» DATA FOR PROCESSING
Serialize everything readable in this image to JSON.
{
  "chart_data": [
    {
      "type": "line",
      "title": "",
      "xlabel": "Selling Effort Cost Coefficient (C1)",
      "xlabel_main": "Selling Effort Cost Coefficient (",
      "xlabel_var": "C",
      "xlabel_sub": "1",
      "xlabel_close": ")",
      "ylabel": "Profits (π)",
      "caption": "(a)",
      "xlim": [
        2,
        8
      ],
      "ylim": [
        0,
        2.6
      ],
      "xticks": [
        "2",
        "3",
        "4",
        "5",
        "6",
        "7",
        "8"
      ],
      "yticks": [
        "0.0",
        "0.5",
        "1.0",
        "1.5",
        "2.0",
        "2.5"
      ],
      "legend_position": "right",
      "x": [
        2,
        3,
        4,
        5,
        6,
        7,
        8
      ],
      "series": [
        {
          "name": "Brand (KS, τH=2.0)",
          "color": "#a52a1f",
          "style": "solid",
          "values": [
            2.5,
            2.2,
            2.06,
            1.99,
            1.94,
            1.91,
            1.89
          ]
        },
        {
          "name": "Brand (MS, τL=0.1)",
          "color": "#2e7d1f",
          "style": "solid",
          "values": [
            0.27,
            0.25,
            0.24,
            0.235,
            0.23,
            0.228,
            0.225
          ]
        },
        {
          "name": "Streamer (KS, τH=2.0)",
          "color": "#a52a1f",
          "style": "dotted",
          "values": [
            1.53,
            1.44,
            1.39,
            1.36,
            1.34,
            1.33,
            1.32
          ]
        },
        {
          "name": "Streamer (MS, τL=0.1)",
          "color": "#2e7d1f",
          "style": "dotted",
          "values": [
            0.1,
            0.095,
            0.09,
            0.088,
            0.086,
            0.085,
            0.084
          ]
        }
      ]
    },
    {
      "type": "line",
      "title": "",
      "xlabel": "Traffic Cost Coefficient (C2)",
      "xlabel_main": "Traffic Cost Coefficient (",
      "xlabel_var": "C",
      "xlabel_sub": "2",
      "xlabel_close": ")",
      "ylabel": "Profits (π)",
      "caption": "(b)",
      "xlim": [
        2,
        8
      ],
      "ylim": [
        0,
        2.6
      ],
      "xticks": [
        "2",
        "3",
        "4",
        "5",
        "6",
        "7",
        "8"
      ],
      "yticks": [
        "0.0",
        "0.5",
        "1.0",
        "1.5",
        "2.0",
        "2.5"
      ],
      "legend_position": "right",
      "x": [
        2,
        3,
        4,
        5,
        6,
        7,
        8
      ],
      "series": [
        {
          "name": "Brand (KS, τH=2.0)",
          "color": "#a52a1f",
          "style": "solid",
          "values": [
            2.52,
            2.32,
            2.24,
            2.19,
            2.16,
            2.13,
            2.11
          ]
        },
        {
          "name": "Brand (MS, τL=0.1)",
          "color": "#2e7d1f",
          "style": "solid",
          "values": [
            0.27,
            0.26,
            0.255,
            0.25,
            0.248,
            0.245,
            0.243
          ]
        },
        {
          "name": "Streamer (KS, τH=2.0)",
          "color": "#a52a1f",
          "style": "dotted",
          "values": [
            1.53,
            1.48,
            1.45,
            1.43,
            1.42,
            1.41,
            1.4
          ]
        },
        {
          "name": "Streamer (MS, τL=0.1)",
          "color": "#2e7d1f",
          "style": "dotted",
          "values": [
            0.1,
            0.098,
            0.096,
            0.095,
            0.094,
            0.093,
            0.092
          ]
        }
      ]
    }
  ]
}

» YOUR OBJECTIVE
Return all of the entries exactly as written.

» SOLVED PROBLEM
Serialize everything readable in this image to JSON.
{
  "chart_data": [
    {
      "type": "line",
      "title": "",
      "xlabel": "Selling Effort Cost Coefficient (C1)",
      "xlabel_main": "Selling Effort Cost Coefficient (",
      "xlabel_var": "C",
      "xlabel_sub": "1",
      "xlabel_close": ")",
      "ylabel": "Profits (π)",
      "caption": "(a)",
      "xlim": [
        2,
        8
      ],
      "ylim": [
        0,
        2.6
      ],
      "xticks": [
        "2",
        "3",
        "4",
        "5",
        "6",
        "7",
        "8"
      ],
      "yticks": [
        "0.0",
        "0.5",
        "1.0",
        "1.5",
        "2.0",
        "2.5"
      ],
      "legend_position": "right",
      "x": [
        2,
        3,
        4,
        5,
        6,
        7,
        8
      ],
      "series": [
        {
          "name": "Brand (KS, τH=2.0)",
          "color": "#a52a1f",
          "style": "solid",
          "values": [
            2.5,
            2.2,
            2.06,
            1.99,
            1.94,
            1.91,
            1.89
          ]
        },
        {
          "name": "Brand (MS, τL=0.1)",
          "color": "#2e7d1f",
          "style": "solid",
          "values": [
            0.27,
            0.25,
            0.24,
            0.235,
            0.23,
            0.228,
            0.225
          ]
        },
        {
          "name": "Streamer (KS, τH=2.0)",
          "color": "#a52a1f",
          "style": "dotted",
          "values": [
            1.53,
            1.44,
            1.39,
            1.36,
            1.34,
            1.33,
            1.32
          ]
        },
        {
          "name": "Streamer (MS, τL=0.1)",
          "color": "#2e7d1f",
          "style": "dotted",
          "values": [
            0.1,
            0.095,
            0.09,
            0.088,
            0.086,
            0.085,
            0.084
          ]
        }
      ]
    },
    {
      "type": "line",
      "title": "",
      "xlabel": "Traffic Cost Coefficient (C2)",
      "xlabel_main": "Traffic Cost Coefficient (",
      "xlabel_var": "C",
      "xlabel_sub": "2",
      "xlabel_close": ")",
      "ylabel": "Profits (π)",
      "caption": "(b)",
      "xlim": [
        2,
        8
      ],
      "ylim": [
        0,
        2.6
      ],
      "xticks": [
        "2",
        "3",
        "4",
        "5",
        "6",
        "7",
        "8"
      ],
      "yticks": [
        "0.0",
        "0.5",
        "1.0",
        "1.5",
        "2.0",
        "2.5"
      ],
      "legend_position": "right",
      "x": [
        2,
        3,
        4,
        5,
        6,
        7,
        8
      ],
      "series": [
        {
          "name": "Brand (KS, τH=2.0)",
          "color": "#a52a1f",
          "style": "solid",
          "values": [
            2.52,
            2.32,
            2.24,
            2.19,
            2.16,
            2.13,
            2.11
          ]
        },
        {
          "name": "Brand (MS, τL=0.1)",
          "color": "#2e7d1f",
          "style": "solid",
          "values": [
            0.27,
            0.26,
            0.255,
            0.25,
            0.248,
            0.245,
            0.243
          ]
        },
        {
          "name": "Streamer (KS, τH=2.0)",
          "color": "#a52a1f",
          "style": "dotted",
          "values": [
            1.53,
            1.48,
            1.45,
            1.43,
            1.42,
            1.41,
            1.4
          ]
        },
        {
          "name": "Streamer (MS, τL=0.1)",
          "color": "#2e7d1f",
          "style": "dotted",
          "values": [
            0.1,
            0.098,
            0.096,
            0.095,
            0.094,
            0.093,
            0.092
          ]
        }
      ]
    }
  ]
}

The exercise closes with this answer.